**Exercise task**:
Please retype the data below from its first line through the line containing "sender-name: 伽小直接原地接婚 <box>112", including both of those lines.

— start of Excerpted data —

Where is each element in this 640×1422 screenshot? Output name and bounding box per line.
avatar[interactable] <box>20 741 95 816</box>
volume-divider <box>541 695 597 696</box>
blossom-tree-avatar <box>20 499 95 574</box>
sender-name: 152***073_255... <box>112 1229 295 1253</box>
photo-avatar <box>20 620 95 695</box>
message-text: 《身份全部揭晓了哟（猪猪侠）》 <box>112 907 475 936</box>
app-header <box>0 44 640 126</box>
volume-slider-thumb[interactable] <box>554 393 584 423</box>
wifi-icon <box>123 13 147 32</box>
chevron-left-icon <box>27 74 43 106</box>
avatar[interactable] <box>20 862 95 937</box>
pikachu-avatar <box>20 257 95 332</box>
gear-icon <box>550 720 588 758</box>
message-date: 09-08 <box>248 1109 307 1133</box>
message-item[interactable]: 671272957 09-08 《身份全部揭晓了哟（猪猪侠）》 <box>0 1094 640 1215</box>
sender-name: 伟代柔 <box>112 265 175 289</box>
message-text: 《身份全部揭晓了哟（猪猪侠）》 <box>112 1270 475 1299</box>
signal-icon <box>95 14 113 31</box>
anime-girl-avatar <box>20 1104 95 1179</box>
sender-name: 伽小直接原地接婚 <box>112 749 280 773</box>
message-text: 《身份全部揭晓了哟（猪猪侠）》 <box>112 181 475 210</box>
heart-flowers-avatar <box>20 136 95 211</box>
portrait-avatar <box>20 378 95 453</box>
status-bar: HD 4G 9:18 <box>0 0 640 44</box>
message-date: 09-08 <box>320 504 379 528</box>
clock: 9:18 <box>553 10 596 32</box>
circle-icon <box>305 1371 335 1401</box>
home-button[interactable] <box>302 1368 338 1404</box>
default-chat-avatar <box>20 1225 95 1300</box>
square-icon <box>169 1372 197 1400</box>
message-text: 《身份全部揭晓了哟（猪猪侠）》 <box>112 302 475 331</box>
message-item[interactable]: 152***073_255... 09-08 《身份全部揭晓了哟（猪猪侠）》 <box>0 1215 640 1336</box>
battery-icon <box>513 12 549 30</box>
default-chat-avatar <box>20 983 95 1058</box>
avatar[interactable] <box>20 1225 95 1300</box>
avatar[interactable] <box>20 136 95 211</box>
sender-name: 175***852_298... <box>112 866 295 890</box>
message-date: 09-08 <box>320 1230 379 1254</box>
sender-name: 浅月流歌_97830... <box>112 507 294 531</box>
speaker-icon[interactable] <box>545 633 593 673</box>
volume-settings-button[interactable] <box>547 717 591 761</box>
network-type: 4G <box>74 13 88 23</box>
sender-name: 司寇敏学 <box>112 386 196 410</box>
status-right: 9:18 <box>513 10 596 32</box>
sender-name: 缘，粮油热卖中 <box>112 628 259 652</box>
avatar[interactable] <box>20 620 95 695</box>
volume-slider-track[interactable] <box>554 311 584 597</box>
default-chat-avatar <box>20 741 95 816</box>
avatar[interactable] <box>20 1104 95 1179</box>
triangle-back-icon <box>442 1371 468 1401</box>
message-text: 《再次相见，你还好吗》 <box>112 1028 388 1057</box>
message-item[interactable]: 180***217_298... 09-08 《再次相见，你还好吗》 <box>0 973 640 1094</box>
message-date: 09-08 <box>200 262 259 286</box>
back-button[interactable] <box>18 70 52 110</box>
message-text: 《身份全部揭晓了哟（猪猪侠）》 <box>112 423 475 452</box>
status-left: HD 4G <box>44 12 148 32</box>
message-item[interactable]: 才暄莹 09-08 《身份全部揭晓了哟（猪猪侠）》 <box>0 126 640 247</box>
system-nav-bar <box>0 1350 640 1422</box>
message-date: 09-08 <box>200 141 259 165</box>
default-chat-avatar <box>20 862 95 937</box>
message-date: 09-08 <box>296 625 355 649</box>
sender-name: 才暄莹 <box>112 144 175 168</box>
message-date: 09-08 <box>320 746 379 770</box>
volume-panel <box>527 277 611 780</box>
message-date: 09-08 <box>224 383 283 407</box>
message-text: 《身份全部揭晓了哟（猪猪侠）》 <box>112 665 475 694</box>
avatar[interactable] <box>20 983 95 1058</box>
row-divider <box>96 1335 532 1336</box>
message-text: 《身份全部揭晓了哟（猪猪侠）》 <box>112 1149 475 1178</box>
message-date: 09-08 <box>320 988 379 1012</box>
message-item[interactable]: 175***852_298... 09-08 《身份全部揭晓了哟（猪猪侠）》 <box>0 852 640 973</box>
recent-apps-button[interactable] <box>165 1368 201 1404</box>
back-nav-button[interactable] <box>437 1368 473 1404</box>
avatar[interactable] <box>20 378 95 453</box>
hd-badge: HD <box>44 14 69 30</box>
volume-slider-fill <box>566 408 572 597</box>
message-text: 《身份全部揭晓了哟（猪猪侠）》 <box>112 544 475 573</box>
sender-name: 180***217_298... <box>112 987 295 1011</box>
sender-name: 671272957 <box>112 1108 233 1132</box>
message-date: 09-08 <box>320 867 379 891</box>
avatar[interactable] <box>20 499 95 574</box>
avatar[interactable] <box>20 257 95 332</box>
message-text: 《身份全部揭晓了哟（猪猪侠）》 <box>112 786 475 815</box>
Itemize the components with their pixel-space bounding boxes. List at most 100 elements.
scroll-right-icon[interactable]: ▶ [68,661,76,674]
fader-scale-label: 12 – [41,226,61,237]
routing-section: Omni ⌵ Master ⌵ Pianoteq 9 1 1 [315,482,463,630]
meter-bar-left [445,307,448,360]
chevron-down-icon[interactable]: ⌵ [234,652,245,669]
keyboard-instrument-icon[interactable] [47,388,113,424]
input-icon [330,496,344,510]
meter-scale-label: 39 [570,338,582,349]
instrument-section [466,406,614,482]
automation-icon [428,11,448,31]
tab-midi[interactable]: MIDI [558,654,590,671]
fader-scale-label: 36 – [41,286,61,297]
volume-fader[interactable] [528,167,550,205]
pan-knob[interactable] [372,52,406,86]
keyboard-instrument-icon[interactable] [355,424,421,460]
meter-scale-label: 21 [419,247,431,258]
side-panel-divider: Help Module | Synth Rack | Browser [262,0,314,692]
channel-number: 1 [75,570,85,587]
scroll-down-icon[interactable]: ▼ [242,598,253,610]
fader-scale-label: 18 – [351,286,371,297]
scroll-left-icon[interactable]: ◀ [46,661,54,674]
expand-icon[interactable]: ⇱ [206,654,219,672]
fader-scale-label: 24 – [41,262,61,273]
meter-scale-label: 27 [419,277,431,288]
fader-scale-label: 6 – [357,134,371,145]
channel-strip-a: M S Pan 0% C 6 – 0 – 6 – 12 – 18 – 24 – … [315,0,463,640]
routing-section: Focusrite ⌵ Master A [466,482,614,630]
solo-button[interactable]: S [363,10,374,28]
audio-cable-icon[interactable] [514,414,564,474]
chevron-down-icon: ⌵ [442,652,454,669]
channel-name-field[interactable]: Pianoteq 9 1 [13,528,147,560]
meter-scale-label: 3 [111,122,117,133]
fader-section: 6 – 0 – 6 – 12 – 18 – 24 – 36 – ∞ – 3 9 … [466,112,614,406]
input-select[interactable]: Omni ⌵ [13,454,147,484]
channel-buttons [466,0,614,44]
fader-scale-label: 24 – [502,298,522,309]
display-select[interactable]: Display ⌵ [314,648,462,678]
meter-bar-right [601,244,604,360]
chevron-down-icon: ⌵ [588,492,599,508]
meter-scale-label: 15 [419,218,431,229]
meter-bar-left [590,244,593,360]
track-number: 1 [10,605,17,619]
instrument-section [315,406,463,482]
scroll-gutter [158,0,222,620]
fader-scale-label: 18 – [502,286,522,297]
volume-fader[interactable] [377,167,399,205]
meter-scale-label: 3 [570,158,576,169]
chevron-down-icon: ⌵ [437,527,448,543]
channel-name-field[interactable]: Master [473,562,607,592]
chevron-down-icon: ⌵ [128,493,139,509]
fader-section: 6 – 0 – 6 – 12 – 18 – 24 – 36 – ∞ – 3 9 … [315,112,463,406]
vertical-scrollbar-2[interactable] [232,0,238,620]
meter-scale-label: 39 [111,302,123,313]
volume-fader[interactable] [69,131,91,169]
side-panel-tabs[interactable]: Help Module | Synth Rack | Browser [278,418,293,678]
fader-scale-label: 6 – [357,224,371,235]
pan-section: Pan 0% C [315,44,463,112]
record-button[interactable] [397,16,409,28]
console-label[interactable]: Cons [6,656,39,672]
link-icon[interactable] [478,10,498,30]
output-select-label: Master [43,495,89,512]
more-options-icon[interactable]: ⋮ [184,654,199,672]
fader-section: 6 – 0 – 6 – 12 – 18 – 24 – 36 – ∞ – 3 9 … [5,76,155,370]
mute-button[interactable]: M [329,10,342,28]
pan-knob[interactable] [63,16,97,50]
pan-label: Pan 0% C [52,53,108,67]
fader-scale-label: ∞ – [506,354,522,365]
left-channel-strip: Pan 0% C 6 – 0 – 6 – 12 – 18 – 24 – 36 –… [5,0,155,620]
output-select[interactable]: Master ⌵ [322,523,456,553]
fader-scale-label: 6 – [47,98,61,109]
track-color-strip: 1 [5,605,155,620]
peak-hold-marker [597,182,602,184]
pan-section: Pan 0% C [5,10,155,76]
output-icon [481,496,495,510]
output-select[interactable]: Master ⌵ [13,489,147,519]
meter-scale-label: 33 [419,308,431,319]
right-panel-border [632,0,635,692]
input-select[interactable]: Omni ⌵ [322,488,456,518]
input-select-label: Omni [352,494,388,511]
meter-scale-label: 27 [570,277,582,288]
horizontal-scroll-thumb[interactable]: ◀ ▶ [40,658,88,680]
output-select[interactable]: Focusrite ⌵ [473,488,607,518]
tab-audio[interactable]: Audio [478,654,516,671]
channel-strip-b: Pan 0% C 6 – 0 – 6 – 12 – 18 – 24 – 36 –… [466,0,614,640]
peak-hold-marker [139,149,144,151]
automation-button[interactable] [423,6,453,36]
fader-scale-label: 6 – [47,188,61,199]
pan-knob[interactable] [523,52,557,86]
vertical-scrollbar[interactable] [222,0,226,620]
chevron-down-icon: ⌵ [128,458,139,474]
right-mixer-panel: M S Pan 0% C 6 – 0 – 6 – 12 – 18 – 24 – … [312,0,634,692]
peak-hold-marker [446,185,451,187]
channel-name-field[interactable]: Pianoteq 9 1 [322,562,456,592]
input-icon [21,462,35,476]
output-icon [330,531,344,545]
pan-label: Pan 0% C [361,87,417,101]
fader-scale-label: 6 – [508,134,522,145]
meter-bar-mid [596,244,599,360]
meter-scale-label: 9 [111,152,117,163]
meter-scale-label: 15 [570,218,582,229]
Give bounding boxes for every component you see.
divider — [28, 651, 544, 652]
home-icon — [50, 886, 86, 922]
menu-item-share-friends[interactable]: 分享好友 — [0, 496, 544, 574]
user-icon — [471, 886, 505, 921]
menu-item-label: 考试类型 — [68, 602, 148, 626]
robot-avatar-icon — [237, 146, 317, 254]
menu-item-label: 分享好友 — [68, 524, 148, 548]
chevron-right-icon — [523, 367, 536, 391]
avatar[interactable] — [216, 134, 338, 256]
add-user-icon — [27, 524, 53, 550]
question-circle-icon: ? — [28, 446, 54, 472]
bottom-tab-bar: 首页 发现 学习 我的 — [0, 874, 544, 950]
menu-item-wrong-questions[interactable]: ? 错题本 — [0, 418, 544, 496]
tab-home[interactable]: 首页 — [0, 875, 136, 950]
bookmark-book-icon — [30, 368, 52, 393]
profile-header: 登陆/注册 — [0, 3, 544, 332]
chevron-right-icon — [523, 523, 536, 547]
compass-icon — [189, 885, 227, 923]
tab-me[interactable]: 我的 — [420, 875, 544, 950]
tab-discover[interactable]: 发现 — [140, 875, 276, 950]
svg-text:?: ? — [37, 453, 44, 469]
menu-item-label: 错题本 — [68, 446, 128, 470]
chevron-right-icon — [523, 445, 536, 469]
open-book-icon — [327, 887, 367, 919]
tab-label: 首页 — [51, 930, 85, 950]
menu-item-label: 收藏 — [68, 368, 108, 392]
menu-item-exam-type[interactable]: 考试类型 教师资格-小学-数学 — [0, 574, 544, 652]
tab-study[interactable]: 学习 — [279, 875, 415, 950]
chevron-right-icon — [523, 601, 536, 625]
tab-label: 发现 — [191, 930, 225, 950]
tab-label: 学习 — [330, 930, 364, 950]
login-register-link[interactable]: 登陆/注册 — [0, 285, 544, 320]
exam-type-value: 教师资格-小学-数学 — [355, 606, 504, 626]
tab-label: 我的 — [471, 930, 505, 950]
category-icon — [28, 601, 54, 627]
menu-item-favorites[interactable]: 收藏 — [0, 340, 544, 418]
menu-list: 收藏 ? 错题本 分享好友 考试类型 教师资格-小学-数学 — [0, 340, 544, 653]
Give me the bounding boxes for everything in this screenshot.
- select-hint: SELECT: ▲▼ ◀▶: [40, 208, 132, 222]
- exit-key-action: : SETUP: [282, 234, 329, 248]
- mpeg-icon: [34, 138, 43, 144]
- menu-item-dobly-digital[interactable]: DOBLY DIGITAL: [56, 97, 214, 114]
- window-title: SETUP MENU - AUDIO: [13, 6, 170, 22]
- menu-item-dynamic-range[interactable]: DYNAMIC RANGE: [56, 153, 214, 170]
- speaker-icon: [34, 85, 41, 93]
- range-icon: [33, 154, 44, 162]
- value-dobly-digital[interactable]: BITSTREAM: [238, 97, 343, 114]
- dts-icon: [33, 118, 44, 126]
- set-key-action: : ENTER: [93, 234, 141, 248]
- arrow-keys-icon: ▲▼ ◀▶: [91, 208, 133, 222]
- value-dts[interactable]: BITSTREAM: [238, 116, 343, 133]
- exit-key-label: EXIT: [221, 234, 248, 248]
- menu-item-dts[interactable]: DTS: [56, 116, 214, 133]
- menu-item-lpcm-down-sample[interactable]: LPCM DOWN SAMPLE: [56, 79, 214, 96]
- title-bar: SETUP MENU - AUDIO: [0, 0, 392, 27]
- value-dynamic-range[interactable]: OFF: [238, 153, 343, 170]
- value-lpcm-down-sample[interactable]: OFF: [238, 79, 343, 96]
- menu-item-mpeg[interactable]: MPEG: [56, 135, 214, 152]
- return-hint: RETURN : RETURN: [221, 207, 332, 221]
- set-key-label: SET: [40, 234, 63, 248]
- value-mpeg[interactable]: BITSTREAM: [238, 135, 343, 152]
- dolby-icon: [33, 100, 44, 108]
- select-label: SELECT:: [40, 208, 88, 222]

— end of Excerpted data —

**Exercise output**:
Where is each element in this 640×1422 screenshot? Output name and bounding box per line.
avatar[interactable] <box>20 741 95 816</box>
volume-divider <box>541 695 597 696</box>
blossom-tree-avatar <box>20 499 95 574</box>
sender-name: 152***073_255... <box>112 1229 295 1253</box>
photo-avatar <box>20 620 95 695</box>
message-text: 《身份全部揭晓了哟（猪猪侠）》 <box>112 907 475 936</box>
app-header <box>0 44 640 126</box>
volume-slider-thumb[interactable] <box>554 393 584 423</box>
wifi-icon <box>123 13 147 32</box>
chevron-left-icon <box>27 74 43 106</box>
avatar[interactable] <box>20 862 95 937</box>
pikachu-avatar <box>20 257 95 332</box>
gear-icon <box>550 720 588 758</box>
message-date: 09-08 <box>248 1109 307 1133</box>
message-item[interactable]: 671272957 09-08 《身份全部揭晓了哟（猪猪侠）》 <box>0 1094 640 1215</box>
sender-name: 伟代柔 <box>112 265 175 289</box>
message-text: 《身份全部揭晓了哟（猪猪侠）》 <box>112 1270 475 1299</box>
signal-icon <box>95 14 113 31</box>
anime-girl-avatar <box>20 1104 95 1179</box>
sender-name: 伽小直接原地接婚 <box>112 749 280 773</box>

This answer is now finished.